> **Exercise brief**: Decide whether each statement below agrees with the passage on Arsenal's unbeaten season: (a) Preston North End were the first team called Invincibles; (b) Van Nistelrooy scored the last-minute penalty at Old Trafford; (c) Arsenal lost at Anfield the following month. Answer yes or no for each, quoting the deciding words from the passage.

━━━━━ Document passage

If anyone should appreciate that a team needs luck to remain unbeaten over a prolonged period of time it would be Arsène Wenger.
Manchester United may have been fortunate this season, but so were Wenger's Arsenal seven seasons ago. There is no disputing the New Invincibles (Preston North End, in 1888-89 having been the originals) were an outstanding team, nor that their achievement in surviving the Premier League season unbeaten was exceptional. Yet the run was nearly cut short long before anyone began to consider whether they could go through the campaign undefeated.
Two incidents within the space of nine days stand out. On 13 September Arsenal were trailing to, and being outplayed by, Portsmouth when Robert Pires took a dive over Dejan Stefanovic's leg. It was shameless, but it worked. Thierry Henry converted the penalty and Arsenal gained a draw.
The following weekend Arsenal went to Old Trafford to play the defending champions. Ruud van Nistelrooy tricked the officials into dismissing Patrick Vieira, but Arsenal held on until the final minute when United were awarded a penalty. Van Nistelrooy, perhaps mindful that Jens Lehmann had saved his spot-kick in the Community Shield a month earlier, opted for power and hit the bar.
Arsenal's celebrations turned nasty, with Van Nistelrooy surrounded and assaulted. Four Arsenal players were subsequently banned and the club fined £175,000, but the incident showed the fierce spirit burning within the team. It was evident again the following month as they were outplayed at Anfield, but won.

━━━━━━━━━━
━━━━━ Data lines

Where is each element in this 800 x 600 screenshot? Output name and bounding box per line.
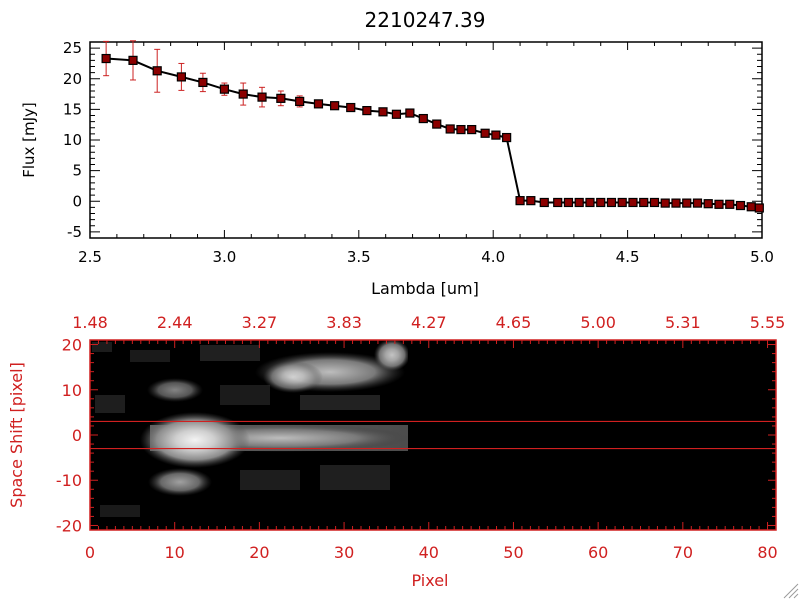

━━━━━━━━━━

> **Problem solution**:
(a) Yes: "Preston North End, in 1888-89 having been the originals"
(b) No: "opted for power and hit the bar"
(c) No: "they were outplayed at Anfield, but won"